GOAL OF THE EXERCISE - Could you copy the records below exactly, keeping none of the images?

ENTRIES PROVIDED -
↓↓↓
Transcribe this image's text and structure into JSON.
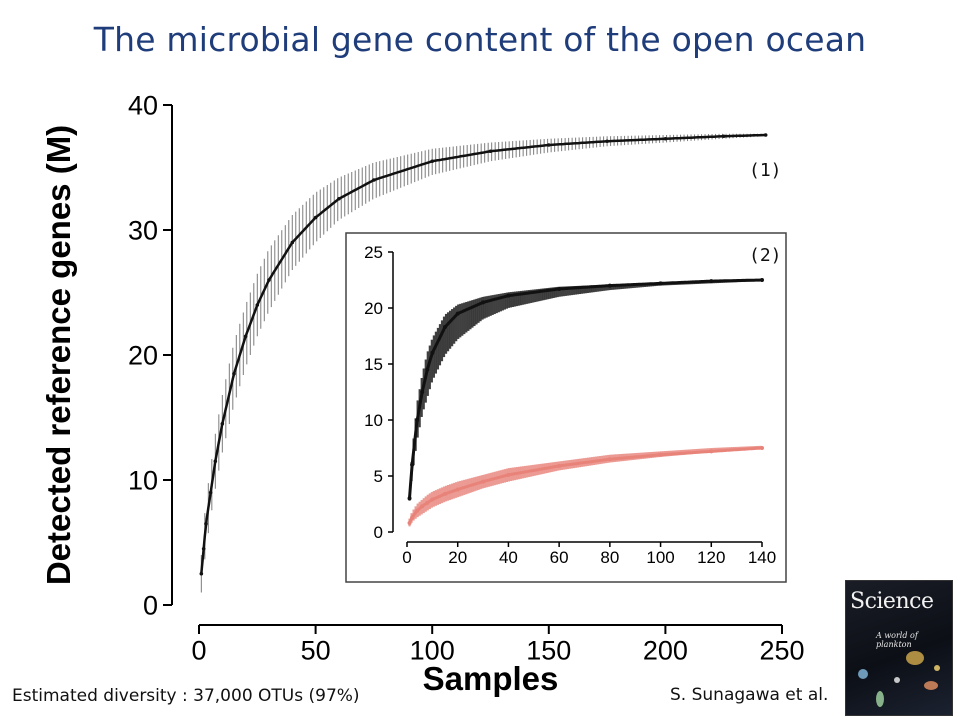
{
  "title": "The microbial gene content of the open ocean",
  "annotation_1": "(1)",
  "annotation_2": "(2)",
  "footer_left": "Estimated diversity : 37,000 OTUs (97%)",
  "footer_right": "S. Sunagawa et al.",
  "cover": {
    "masthead": "Science",
    "subtitle": "A world of plankton",
    "icon": "science-journal-cover-image"
  },
  "colors": {
    "title": "#1f3d7a",
    "series_black": "#111111",
    "series_salmon": "#e8837a"
  },
  "chart_data": [
    {
      "type": "line",
      "xlabel": "Samples",
      "ylabel": "Detected reference genes (M)",
      "xlim": [
        0,
        250
      ],
      "ylim": [
        0,
        40
      ],
      "xticks": [
        "0",
        "50",
        "100",
        "150",
        "200",
        "250"
      ],
      "yticks": [
        "0",
        "10",
        "20",
        "30",
        "40"
      ],
      "grid": false,
      "series": [
        {
          "x": [
            1,
            2,
            3,
            5,
            7,
            10,
            15,
            20,
            25,
            30,
            40,
            50,
            60,
            75,
            100,
            125,
            150,
            175,
            200,
            225,
            243
          ],
          "values": [
            2.5,
            4.5,
            6.5,
            9,
            11.5,
            14.5,
            18.5,
            21.5,
            24,
            26,
            29,
            31,
            32.5,
            34,
            35.5,
            36.3,
            36.8,
            37.1,
            37.3,
            37.5,
            37.6
          ],
          "lower": [
            1,
            2.8,
            4.5,
            7,
            9.3,
            12.2,
            16,
            19,
            21.5,
            23.5,
            26.8,
            29,
            30.8,
            32.5,
            34.4,
            35.5,
            36.2,
            36.7,
            37,
            37.3,
            37.5
          ],
          "upper": [
            4,
            6.2,
            8.5,
            11,
            13.7,
            16.8,
            21,
            24,
            26.5,
            28.5,
            31.2,
            33,
            34.2,
            35.4,
            36.5,
            37,
            37.3,
            37.5,
            37.6,
            37.7,
            37.7
          ]
        }
      ]
    },
    {
      "type": "line",
      "xlabel": "",
      "ylabel": "",
      "xlim": [
        0,
        140
      ],
      "ylim": [
        0,
        25
      ],
      "xticks": [
        "0",
        "20",
        "40",
        "60",
        "80",
        "100",
        "120",
        "140"
      ],
      "yticks": [
        "0",
        "5",
        "10",
        "15",
        "20",
        "25"
      ],
      "grid": false,
      "series": [
        {
          "x": [
            1,
            2,
            4,
            6,
            8,
            10,
            15,
            20,
            30,
            40,
            60,
            80,
            100,
            120,
            140
          ],
          "values": [
            3,
            6,
            10,
            12.5,
            14.5,
            16,
            18.3,
            19.5,
            20.5,
            21.1,
            21.7,
            22,
            22.2,
            22.4,
            22.5
          ],
          "lower": [
            2.8,
            5,
            8.2,
            10.5,
            12,
            13.5,
            15.8,
            17.2,
            19,
            20,
            21,
            21.6,
            22,
            22.2,
            22.4
          ],
          "upper": [
            3.3,
            7,
            11.5,
            14,
            16,
            17.3,
            19.4,
            20.3,
            21,
            21.4,
            21.9,
            22.1,
            22.3,
            22.5,
            22.6
          ]
        },
        {
          "x": [
            1,
            2,
            4,
            6,
            8,
            10,
            15,
            20,
            30,
            40,
            60,
            80,
            100,
            120,
            140
          ],
          "values": [
            0.8,
            1.3,
            1.9,
            2.3,
            2.6,
            2.9,
            3.4,
            3.8,
            4.5,
            5.1,
            5.9,
            6.5,
            6.9,
            7.2,
            7.5
          ],
          "lower": [
            0.5,
            0.9,
            1.3,
            1.6,
            1.9,
            2.2,
            2.7,
            3.1,
            3.9,
            4.5,
            5.5,
            6.2,
            6.7,
            7.1,
            7.4
          ],
          "upper": [
            1.2,
            1.8,
            2.5,
            2.9,
            3.3,
            3.6,
            4.1,
            4.5,
            5.1,
            5.7,
            6.3,
            6.9,
            7.2,
            7.5,
            7.7
          ]
        }
      ]
    }
  ]
}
↑↑↑
RESPONSE -
Transcribe this image's text and structure into JSON.
{
  "title": "The microbial gene content of the open ocean",
  "annotation_1": "(1)",
  "annotation_2": "(2)",
  "footer_left": "Estimated diversity : 37,000 OTUs (97%)",
  "footer_right": "S. Sunagawa et al.",
  "cover": {
    "masthead": "Science",
    "subtitle": "A world of plankton",
    "icon": "science-journal-cover-image"
  },
  "colors": {
    "title": "#1f3d7a",
    "series_black": "#111111",
    "series_salmon": "#e8837a"
  },
  "chart_data": [
    {
      "type": "line",
      "xlabel": "Samples",
      "ylabel": "Detected reference genes (M)",
      "xlim": [
        0,
        250
      ],
      "ylim": [
        0,
        40
      ],
      "xticks": [
        "0",
        "50",
        "100",
        "150",
        "200",
        "250"
      ],
      "yticks": [
        "0",
        "10",
        "20",
        "30",
        "40"
      ],
      "grid": false,
      "series": [
        {
          "x": [
            1,
            2,
            3,
            5,
            7,
            10,
            15,
            20,
            25,
            30,
            40,
            50,
            60,
            75,
            100,
            125,
            150,
            175,
            200,
            225,
            243
          ],
          "values": [
            2.5,
            4.5,
            6.5,
            9,
            11.5,
            14.5,
            18.5,
            21.5,
            24,
            26,
            29,
            31,
            32.5,
            34,
            35.5,
            36.3,
            36.8,
            37.1,
            37.3,
            37.5,
            37.6
          ],
          "lower": [
            1,
            2.8,
            4.5,
            7,
            9.3,
            12.2,
            16,
            19,
            21.5,
            23.5,
            26.8,
            29,
            30.8,
            32.5,
            34.4,
            35.5,
            36.2,
            36.7,
            37,
            37.3,
            37.5
          ],
          "upper": [
            4,
            6.2,
            8.5,
            11,
            13.7,
            16.8,
            21,
            24,
            26.5,
            28.5,
            31.2,
            33,
            34.2,
            35.4,
            36.5,
            37,
            37.3,
            37.5,
            37.6,
            37.7,
            37.7
          ]
        }
      ]
    },
    {
      "type": "line",
      "xlabel": "",
      "ylabel": "",
      "xlim": [
        0,
        140
      ],
      "ylim": [
        0,
        25
      ],
      "xticks": [
        "0",
        "20",
        "40",
        "60",
        "80",
        "100",
        "120",
        "140"
      ],
      "yticks": [
        "0",
        "5",
        "10",
        "15",
        "20",
        "25"
      ],
      "grid": false,
      "series": [
        {
          "x": [
            1,
            2,
            4,
            6,
            8,
            10,
            15,
            20,
            30,
            40,
            60,
            80,
            100,
            120,
            140
          ],
          "values": [
            3,
            6,
            10,
            12.5,
            14.5,
            16,
            18.3,
            19.5,
            20.5,
            21.1,
            21.7,
            22,
            22.2,
            22.4,
            22.5
          ],
          "lower": [
            2.8,
            5,
            8.2,
            10.5,
            12,
            13.5,
            15.8,
            17.2,
            19,
            20,
            21,
            21.6,
            22,
            22.2,
            22.4
          ],
          "upper": [
            3.3,
            7,
            11.5,
            14,
            16,
            17.3,
            19.4,
            20.3,
            21,
            21.4,
            21.9,
            22.1,
            22.3,
            22.5,
            22.6
          ]
        },
        {
          "x": [
            1,
            2,
            4,
            6,
            8,
            10,
            15,
            20,
            30,
            40,
            60,
            80,
            100,
            120,
            140
          ],
          "values": [
            0.8,
            1.3,
            1.9,
            2.3,
            2.6,
            2.9,
            3.4,
            3.8,
            4.5,
            5.1,
            5.9,
            6.5,
            6.9,
            7.2,
            7.5
          ],
          "lower": [
            0.5,
            0.9,
            1.3,
            1.6,
            1.9,
            2.2,
            2.7,
            3.1,
            3.9,
            4.5,
            5.5,
            6.2,
            6.7,
            7.1,
            7.4
          ],
          "upper": [
            1.2,
            1.8,
            2.5,
            2.9,
            3.3,
            3.6,
            4.1,
            4.5,
            5.1,
            5.7,
            6.3,
            6.9,
            7.2,
            7.5,
            7.7
          ]
        }
      ]
    }
  ]
}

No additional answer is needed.